--- START ---

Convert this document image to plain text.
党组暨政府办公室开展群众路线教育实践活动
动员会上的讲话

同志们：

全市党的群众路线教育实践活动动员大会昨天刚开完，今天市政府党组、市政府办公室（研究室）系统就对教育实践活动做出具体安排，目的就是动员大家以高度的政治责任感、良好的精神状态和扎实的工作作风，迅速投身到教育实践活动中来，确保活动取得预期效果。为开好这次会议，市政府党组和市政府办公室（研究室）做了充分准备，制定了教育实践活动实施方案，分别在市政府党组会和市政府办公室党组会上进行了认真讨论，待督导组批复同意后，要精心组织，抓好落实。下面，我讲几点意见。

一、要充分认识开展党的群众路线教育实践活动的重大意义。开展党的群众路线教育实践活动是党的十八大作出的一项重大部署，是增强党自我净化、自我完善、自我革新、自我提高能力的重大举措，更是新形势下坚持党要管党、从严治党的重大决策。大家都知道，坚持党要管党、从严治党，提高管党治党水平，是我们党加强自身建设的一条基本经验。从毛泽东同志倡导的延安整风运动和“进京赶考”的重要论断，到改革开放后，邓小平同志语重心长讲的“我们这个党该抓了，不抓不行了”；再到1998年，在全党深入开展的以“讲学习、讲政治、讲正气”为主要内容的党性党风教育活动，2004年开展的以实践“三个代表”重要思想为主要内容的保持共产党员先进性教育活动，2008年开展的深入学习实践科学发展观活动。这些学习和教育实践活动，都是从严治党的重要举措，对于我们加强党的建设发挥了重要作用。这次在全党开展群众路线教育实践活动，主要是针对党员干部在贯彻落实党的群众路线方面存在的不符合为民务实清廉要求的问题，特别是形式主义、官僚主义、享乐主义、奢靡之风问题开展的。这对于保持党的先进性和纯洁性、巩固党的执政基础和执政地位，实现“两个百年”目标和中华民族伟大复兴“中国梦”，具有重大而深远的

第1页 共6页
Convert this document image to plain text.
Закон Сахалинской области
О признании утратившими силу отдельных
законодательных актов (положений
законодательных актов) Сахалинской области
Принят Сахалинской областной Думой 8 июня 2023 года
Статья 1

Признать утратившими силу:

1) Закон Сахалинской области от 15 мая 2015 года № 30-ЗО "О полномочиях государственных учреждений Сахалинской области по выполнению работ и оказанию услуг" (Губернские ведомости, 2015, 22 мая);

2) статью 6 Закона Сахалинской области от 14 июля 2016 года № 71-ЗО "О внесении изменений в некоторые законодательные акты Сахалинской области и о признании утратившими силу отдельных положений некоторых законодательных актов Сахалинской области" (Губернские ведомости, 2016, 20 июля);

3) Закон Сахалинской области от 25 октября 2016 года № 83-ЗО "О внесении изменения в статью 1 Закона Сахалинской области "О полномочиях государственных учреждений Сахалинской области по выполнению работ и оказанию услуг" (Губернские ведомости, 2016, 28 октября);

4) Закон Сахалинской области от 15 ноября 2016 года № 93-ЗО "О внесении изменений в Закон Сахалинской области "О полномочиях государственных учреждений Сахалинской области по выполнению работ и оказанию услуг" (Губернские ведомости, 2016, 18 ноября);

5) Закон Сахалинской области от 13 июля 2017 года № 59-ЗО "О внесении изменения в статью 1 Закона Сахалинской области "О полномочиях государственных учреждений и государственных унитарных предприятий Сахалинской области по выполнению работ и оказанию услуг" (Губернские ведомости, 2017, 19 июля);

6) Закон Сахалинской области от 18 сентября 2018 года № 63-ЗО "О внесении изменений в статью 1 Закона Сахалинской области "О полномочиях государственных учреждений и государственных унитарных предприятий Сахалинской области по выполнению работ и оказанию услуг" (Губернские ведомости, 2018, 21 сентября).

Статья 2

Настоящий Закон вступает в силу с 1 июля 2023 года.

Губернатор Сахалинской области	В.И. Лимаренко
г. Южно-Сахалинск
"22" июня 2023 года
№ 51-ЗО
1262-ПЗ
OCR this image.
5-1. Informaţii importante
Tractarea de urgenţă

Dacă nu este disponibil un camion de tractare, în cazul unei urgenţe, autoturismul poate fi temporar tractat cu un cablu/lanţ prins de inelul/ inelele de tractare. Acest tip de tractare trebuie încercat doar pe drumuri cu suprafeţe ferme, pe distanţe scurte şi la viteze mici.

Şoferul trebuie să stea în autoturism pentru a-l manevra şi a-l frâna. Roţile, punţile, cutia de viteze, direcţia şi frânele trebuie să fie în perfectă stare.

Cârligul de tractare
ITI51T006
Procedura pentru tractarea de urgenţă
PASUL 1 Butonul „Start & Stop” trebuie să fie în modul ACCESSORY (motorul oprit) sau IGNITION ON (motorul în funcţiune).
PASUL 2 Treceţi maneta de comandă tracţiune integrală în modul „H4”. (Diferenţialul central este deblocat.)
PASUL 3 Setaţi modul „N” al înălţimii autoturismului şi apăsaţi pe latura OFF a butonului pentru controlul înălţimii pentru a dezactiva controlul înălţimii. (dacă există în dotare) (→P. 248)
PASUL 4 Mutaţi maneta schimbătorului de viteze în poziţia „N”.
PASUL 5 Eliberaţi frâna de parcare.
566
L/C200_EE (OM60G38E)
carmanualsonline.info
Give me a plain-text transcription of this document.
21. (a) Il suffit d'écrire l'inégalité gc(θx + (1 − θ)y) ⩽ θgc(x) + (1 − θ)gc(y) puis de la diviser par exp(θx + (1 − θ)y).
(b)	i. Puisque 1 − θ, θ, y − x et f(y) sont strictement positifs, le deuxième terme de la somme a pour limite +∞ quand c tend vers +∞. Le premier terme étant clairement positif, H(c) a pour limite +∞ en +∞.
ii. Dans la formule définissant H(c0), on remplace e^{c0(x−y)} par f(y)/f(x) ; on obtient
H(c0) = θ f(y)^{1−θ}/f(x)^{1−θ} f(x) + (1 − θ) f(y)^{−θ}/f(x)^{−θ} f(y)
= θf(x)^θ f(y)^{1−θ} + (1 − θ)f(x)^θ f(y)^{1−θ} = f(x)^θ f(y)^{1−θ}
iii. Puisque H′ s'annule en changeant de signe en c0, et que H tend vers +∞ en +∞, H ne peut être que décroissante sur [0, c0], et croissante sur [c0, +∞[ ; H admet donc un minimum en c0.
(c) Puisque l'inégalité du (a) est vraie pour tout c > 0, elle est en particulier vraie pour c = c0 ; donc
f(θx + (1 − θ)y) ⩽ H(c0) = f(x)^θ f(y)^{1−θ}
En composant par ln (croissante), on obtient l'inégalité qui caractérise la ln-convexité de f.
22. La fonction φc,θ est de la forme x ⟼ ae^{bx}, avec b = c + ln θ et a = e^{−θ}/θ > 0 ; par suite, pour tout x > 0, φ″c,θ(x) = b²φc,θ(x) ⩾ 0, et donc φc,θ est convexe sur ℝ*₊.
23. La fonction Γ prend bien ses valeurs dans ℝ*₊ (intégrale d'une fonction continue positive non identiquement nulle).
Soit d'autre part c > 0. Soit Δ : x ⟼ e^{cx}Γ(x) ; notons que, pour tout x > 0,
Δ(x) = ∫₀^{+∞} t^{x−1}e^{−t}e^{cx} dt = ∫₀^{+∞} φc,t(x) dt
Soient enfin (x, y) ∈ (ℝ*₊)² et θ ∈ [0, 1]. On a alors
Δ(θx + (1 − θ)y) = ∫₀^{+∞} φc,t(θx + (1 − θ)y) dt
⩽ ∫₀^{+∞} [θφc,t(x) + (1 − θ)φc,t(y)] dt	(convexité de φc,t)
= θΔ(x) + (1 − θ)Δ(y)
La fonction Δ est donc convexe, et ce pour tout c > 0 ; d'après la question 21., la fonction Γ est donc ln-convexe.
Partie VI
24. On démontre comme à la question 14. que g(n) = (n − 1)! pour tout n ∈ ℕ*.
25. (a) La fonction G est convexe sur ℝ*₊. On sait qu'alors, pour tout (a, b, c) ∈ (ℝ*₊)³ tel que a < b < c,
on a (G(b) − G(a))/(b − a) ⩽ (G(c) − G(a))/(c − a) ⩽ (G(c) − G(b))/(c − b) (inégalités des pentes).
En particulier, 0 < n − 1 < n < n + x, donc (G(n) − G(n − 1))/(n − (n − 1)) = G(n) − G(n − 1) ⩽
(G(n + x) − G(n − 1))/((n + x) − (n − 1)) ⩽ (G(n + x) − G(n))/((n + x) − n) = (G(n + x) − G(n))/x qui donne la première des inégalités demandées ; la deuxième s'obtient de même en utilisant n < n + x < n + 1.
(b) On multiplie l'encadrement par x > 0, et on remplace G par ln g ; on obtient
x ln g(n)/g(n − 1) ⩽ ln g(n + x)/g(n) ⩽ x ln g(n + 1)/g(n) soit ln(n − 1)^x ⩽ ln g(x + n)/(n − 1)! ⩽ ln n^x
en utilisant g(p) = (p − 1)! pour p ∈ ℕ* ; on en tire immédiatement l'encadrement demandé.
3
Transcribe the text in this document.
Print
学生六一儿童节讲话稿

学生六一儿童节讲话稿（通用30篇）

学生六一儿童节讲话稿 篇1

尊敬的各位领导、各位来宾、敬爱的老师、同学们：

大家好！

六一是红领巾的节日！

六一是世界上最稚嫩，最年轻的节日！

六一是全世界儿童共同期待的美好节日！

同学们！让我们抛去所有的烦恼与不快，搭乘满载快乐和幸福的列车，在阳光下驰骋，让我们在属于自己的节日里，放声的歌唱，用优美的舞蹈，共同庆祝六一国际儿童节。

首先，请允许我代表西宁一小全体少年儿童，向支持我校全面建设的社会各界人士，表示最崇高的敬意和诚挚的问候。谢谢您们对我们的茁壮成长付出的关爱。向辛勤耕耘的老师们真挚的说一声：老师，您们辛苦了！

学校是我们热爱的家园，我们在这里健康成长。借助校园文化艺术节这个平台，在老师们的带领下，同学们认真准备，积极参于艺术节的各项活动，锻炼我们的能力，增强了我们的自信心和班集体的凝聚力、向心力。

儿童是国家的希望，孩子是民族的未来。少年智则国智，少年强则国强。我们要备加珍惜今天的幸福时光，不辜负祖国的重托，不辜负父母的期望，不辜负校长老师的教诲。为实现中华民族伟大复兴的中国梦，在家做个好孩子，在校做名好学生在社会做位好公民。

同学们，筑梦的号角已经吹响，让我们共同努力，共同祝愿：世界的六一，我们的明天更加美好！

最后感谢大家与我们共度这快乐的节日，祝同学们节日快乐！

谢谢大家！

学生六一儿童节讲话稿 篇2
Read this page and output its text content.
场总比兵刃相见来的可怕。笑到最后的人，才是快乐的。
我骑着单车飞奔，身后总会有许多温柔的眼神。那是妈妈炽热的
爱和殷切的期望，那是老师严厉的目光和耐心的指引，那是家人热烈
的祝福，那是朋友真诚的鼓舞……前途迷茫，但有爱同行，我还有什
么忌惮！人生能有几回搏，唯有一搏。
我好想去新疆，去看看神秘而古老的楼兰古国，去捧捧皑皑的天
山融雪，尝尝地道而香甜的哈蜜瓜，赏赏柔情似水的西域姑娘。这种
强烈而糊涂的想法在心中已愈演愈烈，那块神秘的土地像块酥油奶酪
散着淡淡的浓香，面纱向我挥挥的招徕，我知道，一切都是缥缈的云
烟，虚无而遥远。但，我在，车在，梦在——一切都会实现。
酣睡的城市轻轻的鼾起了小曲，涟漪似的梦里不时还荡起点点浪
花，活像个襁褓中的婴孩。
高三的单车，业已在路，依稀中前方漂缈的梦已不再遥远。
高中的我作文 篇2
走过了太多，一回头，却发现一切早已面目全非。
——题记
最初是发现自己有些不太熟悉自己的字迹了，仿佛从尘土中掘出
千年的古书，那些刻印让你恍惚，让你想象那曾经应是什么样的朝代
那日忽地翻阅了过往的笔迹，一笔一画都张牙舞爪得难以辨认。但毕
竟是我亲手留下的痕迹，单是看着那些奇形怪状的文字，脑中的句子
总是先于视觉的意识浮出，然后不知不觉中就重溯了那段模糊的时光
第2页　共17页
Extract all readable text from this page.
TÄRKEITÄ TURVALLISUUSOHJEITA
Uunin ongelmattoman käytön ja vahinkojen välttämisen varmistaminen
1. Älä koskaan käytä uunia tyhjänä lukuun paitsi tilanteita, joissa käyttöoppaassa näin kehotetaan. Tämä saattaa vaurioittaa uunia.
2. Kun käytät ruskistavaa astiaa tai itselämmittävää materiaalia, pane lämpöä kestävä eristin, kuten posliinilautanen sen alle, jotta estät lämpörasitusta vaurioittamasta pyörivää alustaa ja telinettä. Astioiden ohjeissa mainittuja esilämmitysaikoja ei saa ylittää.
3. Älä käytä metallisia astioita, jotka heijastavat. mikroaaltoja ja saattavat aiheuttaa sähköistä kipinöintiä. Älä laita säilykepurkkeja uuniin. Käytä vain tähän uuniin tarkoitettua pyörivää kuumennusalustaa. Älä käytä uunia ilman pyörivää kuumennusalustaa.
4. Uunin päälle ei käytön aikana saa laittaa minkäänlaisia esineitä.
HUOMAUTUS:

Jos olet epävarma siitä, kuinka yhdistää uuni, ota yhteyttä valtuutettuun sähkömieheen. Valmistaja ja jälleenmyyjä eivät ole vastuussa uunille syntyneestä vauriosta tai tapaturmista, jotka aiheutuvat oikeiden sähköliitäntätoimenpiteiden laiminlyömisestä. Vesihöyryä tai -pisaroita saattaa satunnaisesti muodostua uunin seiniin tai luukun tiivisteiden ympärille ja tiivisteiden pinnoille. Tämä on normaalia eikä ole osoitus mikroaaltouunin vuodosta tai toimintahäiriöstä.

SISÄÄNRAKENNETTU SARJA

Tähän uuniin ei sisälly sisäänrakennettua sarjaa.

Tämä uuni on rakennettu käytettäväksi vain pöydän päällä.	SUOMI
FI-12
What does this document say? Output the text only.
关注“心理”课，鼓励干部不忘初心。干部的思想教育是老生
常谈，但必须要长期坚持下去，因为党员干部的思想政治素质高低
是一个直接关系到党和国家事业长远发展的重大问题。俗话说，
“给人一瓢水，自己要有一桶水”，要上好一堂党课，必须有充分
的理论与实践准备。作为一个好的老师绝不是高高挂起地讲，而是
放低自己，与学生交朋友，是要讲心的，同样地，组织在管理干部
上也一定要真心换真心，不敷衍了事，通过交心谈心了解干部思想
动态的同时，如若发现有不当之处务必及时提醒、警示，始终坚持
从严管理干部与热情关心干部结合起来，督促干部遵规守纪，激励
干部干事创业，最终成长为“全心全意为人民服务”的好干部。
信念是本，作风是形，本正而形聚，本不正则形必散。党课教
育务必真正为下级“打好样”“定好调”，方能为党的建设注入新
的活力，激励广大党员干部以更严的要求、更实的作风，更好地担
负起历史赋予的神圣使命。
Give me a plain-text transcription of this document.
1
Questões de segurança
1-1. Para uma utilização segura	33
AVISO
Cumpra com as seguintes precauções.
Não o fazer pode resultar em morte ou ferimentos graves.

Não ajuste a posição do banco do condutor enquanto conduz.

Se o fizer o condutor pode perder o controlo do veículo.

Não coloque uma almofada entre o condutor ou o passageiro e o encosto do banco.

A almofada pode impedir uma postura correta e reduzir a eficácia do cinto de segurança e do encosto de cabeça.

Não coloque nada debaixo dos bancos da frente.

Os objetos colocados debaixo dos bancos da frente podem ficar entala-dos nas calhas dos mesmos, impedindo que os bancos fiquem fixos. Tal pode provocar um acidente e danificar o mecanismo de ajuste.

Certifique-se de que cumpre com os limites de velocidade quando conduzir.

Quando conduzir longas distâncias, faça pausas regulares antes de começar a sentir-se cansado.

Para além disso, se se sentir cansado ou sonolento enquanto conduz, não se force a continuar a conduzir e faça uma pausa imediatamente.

--- END ---

Look through the entries above; copy each line where the string "Para" appears.

1-1. Para uma utilização segura	33
Para além disso, se se sentir cansado ou sonolento enquanto conduz, não se force a continuar a conduzir e faça uma pausa imediatamente.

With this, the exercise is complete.